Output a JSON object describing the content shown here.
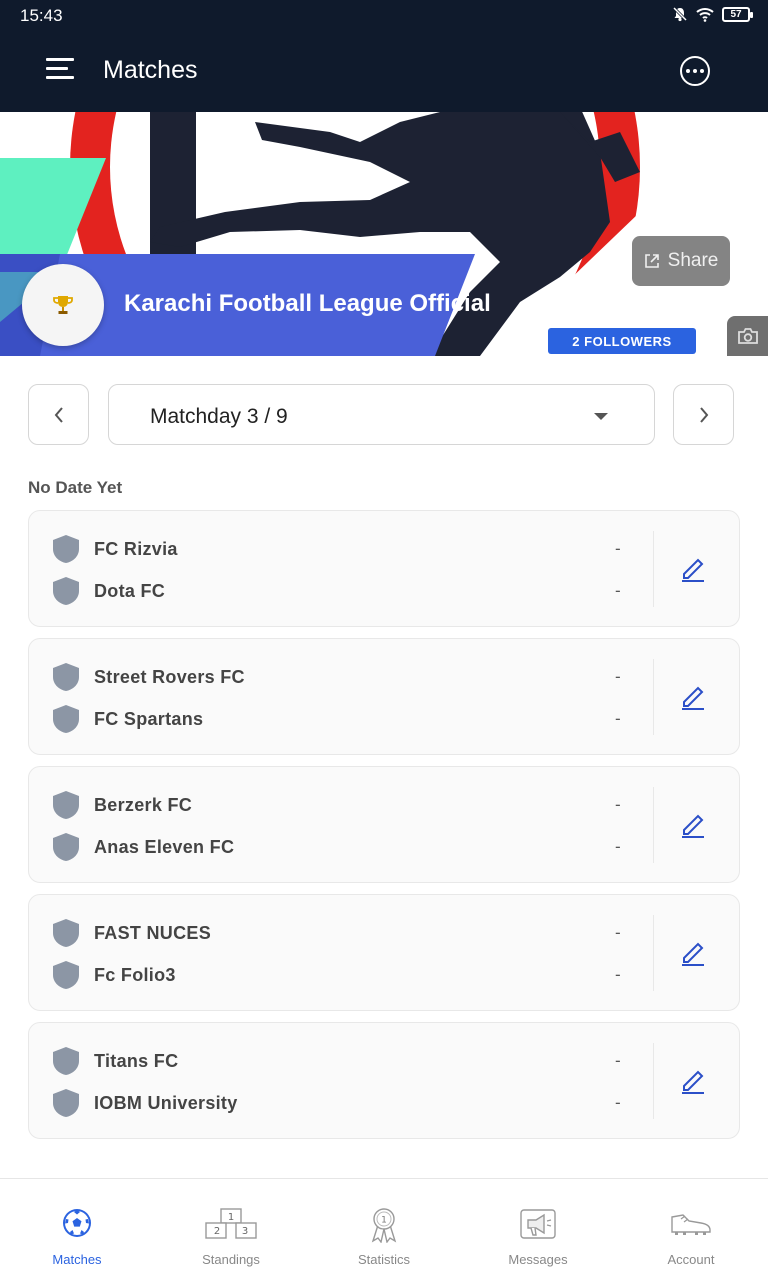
{
  "status_bar": {
    "time": "15:43",
    "battery": "57"
  },
  "app_bar": {
    "title": "Matches"
  },
  "league": {
    "name": "Karachi Football League Official",
    "followers": "2 FOLLOWERS",
    "share_label": "Share"
  },
  "matchday": {
    "label": "Matchday 3 / 9"
  },
  "section": {
    "label": "No Date Yet"
  },
  "matches": [
    {
      "home": "FC Rizvia",
      "home_score": "-",
      "away": "Dota FC",
      "away_score": "-"
    },
    {
      "home": "Street Rovers FC",
      "home_score": "-",
      "away": "FC Spartans",
      "away_score": "-"
    },
    {
      "home": "Berzerk FC",
      "home_score": "-",
      "away": "Anas Eleven FC",
      "away_score": "-"
    },
    {
      "home": "FAST NUCES",
      "home_score": "-",
      "away": "Fc Folio3",
      "away_score": "-"
    },
    {
      "home": "Titans FC",
      "home_score": "-",
      "away": "IOBM University",
      "away_score": "-"
    }
  ],
  "bottom_nav": [
    {
      "label": "Matches",
      "icon": "soccer-ball-icon",
      "active": true
    },
    {
      "label": "Standings",
      "icon": "podium-icon",
      "active": false
    },
    {
      "label": "Statistics",
      "icon": "medal-icon",
      "active": false
    },
    {
      "label": "Messages",
      "icon": "megaphone-icon",
      "active": false
    },
    {
      "label": "Account",
      "icon": "football-boot-icon",
      "active": false
    }
  ],
  "colors": {
    "app_bar": "#0f1a2c",
    "accent": "#2b63e0",
    "banner_red": "#e3231f",
    "banner_mint": "#5ef0c0",
    "banner_blue": "#4a60d8"
  }
}
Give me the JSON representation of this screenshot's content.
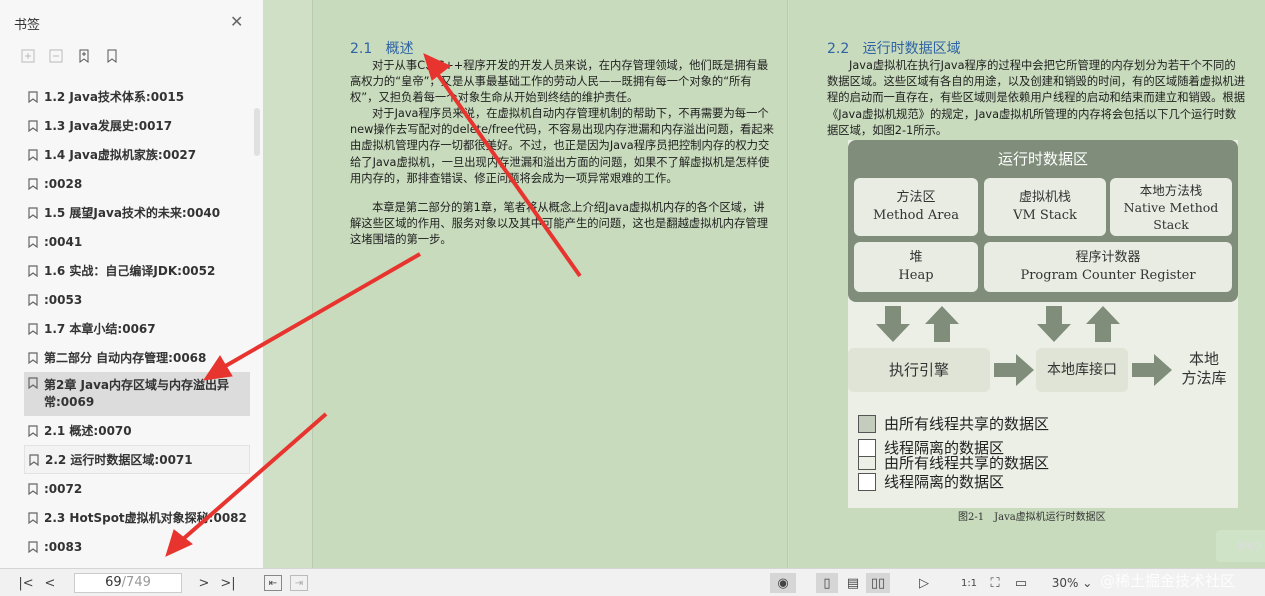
{
  "sidebar": {
    "title": "书签",
    "bookmarks": [
      {
        "label": "1.2 Java技术体系:0015"
      },
      {
        "label": "1.3 Java发展史:0017"
      },
      {
        "label": "1.4 Java虚拟机家族:0027"
      },
      {
        "label": ":0028"
      },
      {
        "label": "1.5 展望Java技术的未来:0040"
      },
      {
        "label": ":0041"
      },
      {
        "label": "1.6 实战：自己编译JDK:0052"
      },
      {
        "label": ":0053"
      },
      {
        "label": "1.7 本章小结:0067"
      },
      {
        "label": "第二部分 自动内存管理:0068"
      },
      {
        "label": "第2章 Java内存区域与内存溢出异常:0069"
      },
      {
        "label": "2.1 概述:0070"
      },
      {
        "label": "2.2 运行时数据区域:0071"
      },
      {
        "label": ":0072"
      },
      {
        "label": "2.3 HotSpot虚拟机对象探秘:0082"
      },
      {
        "label": ":0083"
      }
    ]
  },
  "left_page": {
    "heading_num": "2.1",
    "heading": "概述",
    "paragraphs": [
      "对于从事C、C++程序开发的开发人员来说，在内存管理领域，他们既是拥有最高权力的“皇帝”，又是从事最基础工作的劳动人民——既拥有每一个对象的“所有权”，又担负着每一个对象生命从开始到终结的维护责任。",
      "对于Java程序员来说，在虚拟机自动内存管理机制的帮助下，不再需要为每一个new操作去写配对的delete/free代码，不容易出现内存泄漏和内存溢出问题，看起来由虚拟机管理内存一切都很美好。不过，也正是因为Java程序员把控制内存的权力交给了Java虚拟机，一旦出现内存泄漏和溢出方面的问题，如果不了解虚拟机是怎样使用内存的，那排查错误、修正问题将会成为一项异常艰难的工作。",
      "本章是第二部分的第1章，笔者将从概念上介绍Java虚拟机内存的各个区域，讲解这些区域的作用、服务对象以及其中可能产生的问题，这也是翻越虚拟机内存管理这堵围墙的第一步。"
    ]
  },
  "right_page": {
    "heading_num": "2.2",
    "heading": "运行时数据区域",
    "paragraph": "Java虚拟机在执行Java程序的过程中会把它所管理的内存划分为若干个不同的数据区域。这些区域有各自的用途，以及创建和销毁的时间，有的区域随着虚拟机进程的启动而一直存在，有些区域则是依赖用户线程的启动和结束而建立和销毁。根据《Java虚拟机规范》的规定，Java虚拟机所管理的内存将会包括以下几个运行时数据区域，如图2-1所示。",
    "figure": {
      "title": "运行时数据区",
      "method_area": [
        "方法区",
        "Method Area"
      ],
      "vm_stack": [
        "虚拟机栈",
        "VM Stack"
      ],
      "native_stack": [
        "本地方法栈",
        "Native Method",
        "Stack"
      ],
      "heap": [
        "堆",
        "Heap"
      ],
      "pc": [
        "程序计数器",
        "Program Counter Register"
      ],
      "engine": "执行引擎",
      "native_interface": "本地库接口",
      "native_lib": [
        "本地",
        "方法库"
      ],
      "legend_shared": "由所有线程共享的数据区",
      "legend_isolated": "线程隔离的数据区",
      "legend_ghost": "由所有线程共享的数据区",
      "legend_isolated2": "线程隔离的数据区",
      "caption": "图2-1　Java虚拟机运行时数据区"
    }
  },
  "page_badge": "第69",
  "bottombar": {
    "current_page": "69",
    "total_pages": "/749",
    "zoom": "30%"
  },
  "watermark": "@稀土掘金技术社区",
  "colors": {
    "doc_bg": "#cfe0c6",
    "heading_blue": "#2f63a5",
    "arrow_red": "#e8342e",
    "diagram_dark": "#7f8d7a"
  }
}
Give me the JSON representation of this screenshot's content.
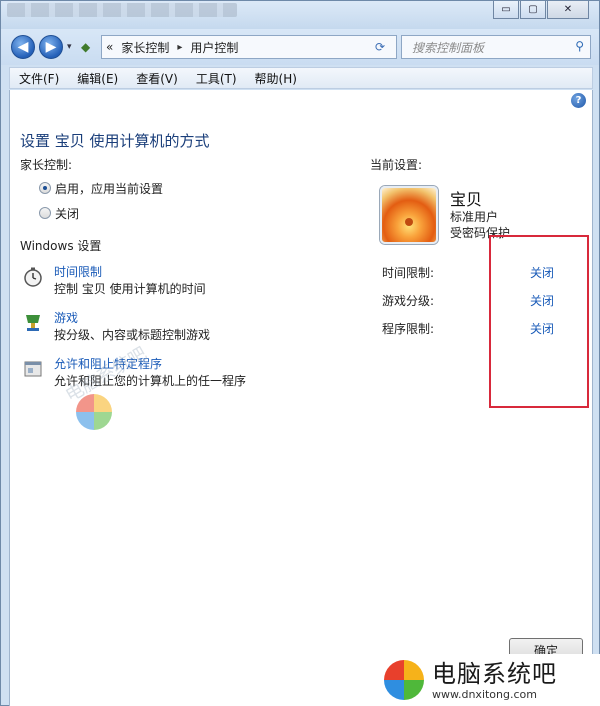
{
  "window": {
    "controls": {
      "minimize": "▭",
      "maximize": "▢",
      "close": "✕"
    }
  },
  "address": {
    "back_glyph": "◀",
    "forward_glyph": "▶",
    "dropdown_glyph": "▾",
    "prefix": "«",
    "crumb1": "家长控制",
    "separator": "▸",
    "crumb2": "用户控制",
    "search_placeholder": "搜索控制面板"
  },
  "menu": [
    "文件(F)",
    "编辑(E)",
    "查看(V)",
    "工具(T)",
    "帮助(H)"
  ],
  "content": {
    "help_glyph": "?",
    "title": "设置 宝贝 使用计算机的方式",
    "parental_label": "家长控制:",
    "radio_on": "启用，应用当前设置",
    "radio_off": "关闭",
    "windows_label": "Windows 设置",
    "tasks": [
      {
        "icon": "stopwatch-icon",
        "link": "时间限制",
        "desc": "控制 宝贝 使用计算机的时间"
      },
      {
        "icon": "games-icon",
        "link": "游戏",
        "desc": "按分级、内容或标题控制游戏"
      },
      {
        "icon": "program-icon",
        "link": "允许和阻止特定程序",
        "desc": "允许和阻止您的计算机上的任一程序"
      }
    ],
    "current_label": "当前设置:",
    "user": {
      "name": "宝贝",
      "type": "标准用户",
      "protection": "受密码保护"
    },
    "settings": [
      {
        "label": "时间限制:",
        "value": "关闭"
      },
      {
        "label": "游戏分级:",
        "value": "关闭"
      },
      {
        "label": "程序限制:",
        "value": "关闭"
      }
    ],
    "ok_button": "确定"
  },
  "watermark": {
    "mid_text": "电脑系统吧",
    "brand_name": "电脑系统吧",
    "brand_url": "www.dnxitong.com"
  },
  "colors": {
    "link": "#1a5bb8",
    "title": "#1a3e7a",
    "highlight": "#d8293b"
  }
}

━━━━━━━━

Set exercise
Skip the images and write out the rest of the listing exactly.

Exercise result
Output a JSON object describing the content shown here.
{
  "status_bar": {
    "time": "15:43",
    "battery": "57"
  },
  "app_bar": {
    "title": "Matches"
  },
  "league": {
    "name": "Karachi Football League Official",
    "followers": "2 FOLLOWERS",
    "share_label": "Share"
  },
  "matchday": {
    "label": "Matchday 3 / 9"
  },
  "section": {
    "label": "No Date Yet"
  },
  "matches": [
    {
      "home": "FC Rizvia",
      "home_score": "-",
      "away": "Dota FC",
      "away_score": "-"
    },
    {
      "home": "Street Rovers FC",
      "home_score": "-",
      "away": "FC Spartans",
      "away_score": "-"
    },
    {
      "home": "Berzerk FC",
      "home_score": "-",
      "away": "Anas Eleven FC",
      "away_score": "-"
    },
    {
      "home": "FAST NUCES",
      "home_score": "-",
      "away": "Fc Folio3",
      "away_score": "-"
    },
    {
      "home": "Titans FC",
      "home_score": "-",
      "away": "IOBM University",
      "away_score": "-"
    }
  ],
  "bottom_nav": [
    {
      "label": "Matches",
      "icon": "soccer-ball-icon",
      "active": true
    },
    {
      "label": "Standings",
      "icon": "podium-icon",
      "active": false
    },
    {
      "label": "Statistics",
      "icon": "medal-icon",
      "active": false
    },
    {
      "label": "Messages",
      "icon": "megaphone-icon",
      "active": false
    },
    {
      "label": "Account",
      "icon": "football-boot-icon",
      "active": false
    }
  ],
  "colors": {
    "app_bar": "#0f1a2c",
    "accent": "#2b63e0",
    "banner_red": "#e3231f",
    "banner_mint": "#5ef0c0",
    "banner_blue": "#4a60d8"
  }
}
Give me the JSON representation of this screenshot's content.
{
  "sidebar": {
    "title": "书签",
    "bookmarks": [
      {
        "label": "1.2 Java技术体系:0015"
      },
      {
        "label": "1.3 Java发展史:0017"
      },
      {
        "label": "1.4 Java虚拟机家族:0027"
      },
      {
        "label": ":0028"
      },
      {
        "label": "1.5 展望Java技术的未来:0040"
      },
      {
        "label": ":0041"
      },
      {
        "label": "1.6 实战：自己编译JDK:0052"
      },
      {
        "label": ":0053"
      },
      {
        "label": "1.7 本章小结:0067"
      },
      {
        "label": "第二部分 自动内存管理:0068"
      },
      {
        "label": "第2章 Java内存区域与内存溢出异常:0069"
      },
      {
        "label": "2.1 概述:0070"
      },
      {
        "label": "2.2 运行时数据区域:0071"
      },
      {
        "label": ":0072"
      },
      {
        "label": "2.3 HotSpot虚拟机对象探秘:0082"
      },
      {
        "label": ":0083"
      }
    ]
  },
  "left_page": {
    "heading_num": "2.1",
    "heading": "概述",
    "paragraphs": [
      "对于从事C、C++程序开发的开发人员来说，在内存管理领域，他们既是拥有最高权力的“皇帝”，又是从事最基础工作的劳动人民——既拥有每一个对象的“所有权”，又担负着每一个对象生命从开始到终结的维护责任。",
      "对于Java程序员来说，在虚拟机自动内存管理机制的帮助下，不再需要为每一个new操作去写配对的delete/free代码，不容易出现内存泄漏和内存溢出问题，看起来由虚拟机管理内存一切都很美好。不过，也正是因为Java程序员把控制内存的权力交给了Java虚拟机，一旦出现内存泄漏和溢出方面的问题，如果不了解虚拟机是怎样使用内存的，那排查错误、修正问题将会成为一项异常艰难的工作。",
      "本章是第二部分的第1章，笔者将从概念上介绍Java虚拟机内存的各个区域，讲解这些区域的作用、服务对象以及其中可能产生的问题，这也是翻越虚拟机内存管理这堵围墙的第一步。"
    ]
  },
  "right_page": {
    "heading_num": "2.2",
    "heading": "运行时数据区域",
    "paragraph": "Java虚拟机在执行Java程序的过程中会把它所管理的内存划分为若干个不同的数据区域。这些区域有各自的用途，以及创建和销毁的时间，有的区域随着虚拟机进程的启动而一直存在，有些区域则是依赖用户线程的启动和结束而建立和销毁。根据《Java虚拟机规范》的规定，Java虚拟机所管理的内存将会包括以下几个运行时数据区域，如图2-1所示。",
    "figure": {
      "title": "运行时数据区",
      "method_area": [
        "方法区",
        "Method Area"
      ],
      "vm_stack": [
        "虚拟机栈",
        "VM Stack"
      ],
      "native_stack": [
        "本地方法栈",
        "Native Method",
        "Stack"
      ],
      "heap": [
        "堆",
        "Heap"
      ],
      "pc": [
        "程序计数器",
        "Program Counter Register"
      ],
      "engine": "执行引擎",
      "native_interface": "本地库接口",
      "native_lib": [
        "本地",
        "方法库"
      ],
      "legend_shared": "由所有线程共享的数据区",
      "legend_isolated": "线程隔离的数据区",
      "legend_ghost": "由所有线程共享的数据区",
      "legend_isolated2": "线程隔离的数据区",
      "caption": "图2-1　Java虚拟机运行时数据区"
    }
  },
  "page_badge": "第69",
  "bottombar": {
    "current_page": "69",
    "total_pages": "/749",
    "zoom": "30%"
  },
  "watermark": "@稀土掘金技术社区",
  "colors": {
    "doc_bg": "#cfe0c6",
    "heading_blue": "#2f63a5",
    "arrow_red": "#e8342e",
    "diagram_dark": "#7f8d7a"
  }
}
Give me the JSON representation of this screenshot's content.
{
  "window": {
    "controls": {
      "minimize": "▭",
      "maximize": "▢",
      "close": "✕"
    }
  },
  "address": {
    "back_glyph": "◀",
    "forward_glyph": "▶",
    "dropdown_glyph": "▾",
    "prefix": "«",
    "crumb1": "家长控制",
    "separator": "▸",
    "crumb2": "用户控制",
    "search_placeholder": "搜索控制面板"
  },
  "menu": [
    "文件(F)",
    "编辑(E)",
    "查看(V)",
    "工具(T)",
    "帮助(H)"
  ],
  "content": {
    "help_glyph": "?",
    "title": "设置 宝贝 使用计算机的方式",
    "parental_label": "家长控制:",
    "radio_on": "启用，应用当前设置",
    "radio_off": "关闭",
    "windows_label": "Windows 设置",
    "tasks": [
      {
        "icon": "stopwatch-icon",
        "link": "时间限制",
        "desc": "控制 宝贝 使用计算机的时间"
      },
      {
        "icon": "games-icon",
        "link": "游戏",
        "desc": "按分级、内容或标题控制游戏"
      },
      {
        "icon": "program-icon",
        "link": "允许和阻止特定程序",
        "desc": "允许和阻止您的计算机上的任一程序"
      }
    ],
    "current_label": "当前设置:",
    "user": {
      "name": "宝贝",
      "type": "标准用户",
      "protection": "受密码保护"
    },
    "settings": [
      {
        "label": "时间限制:",
        "value": "关闭"
      },
      {
        "label": "游戏分级:",
        "value": "关闭"
      },
      {
        "label": "程序限制:",
        "value": "关闭"
      }
    ],
    "ok_button": "确定"
  },
  "watermark": {
    "mid_text": "电脑系统吧",
    "brand_name": "电脑系统吧",
    "brand_url": "www.dnxitong.com"
  },
  "colors": {
    "link": "#1a5bb8",
    "title": "#1a3e7a",
    "highlight": "#d8293b"
  }
}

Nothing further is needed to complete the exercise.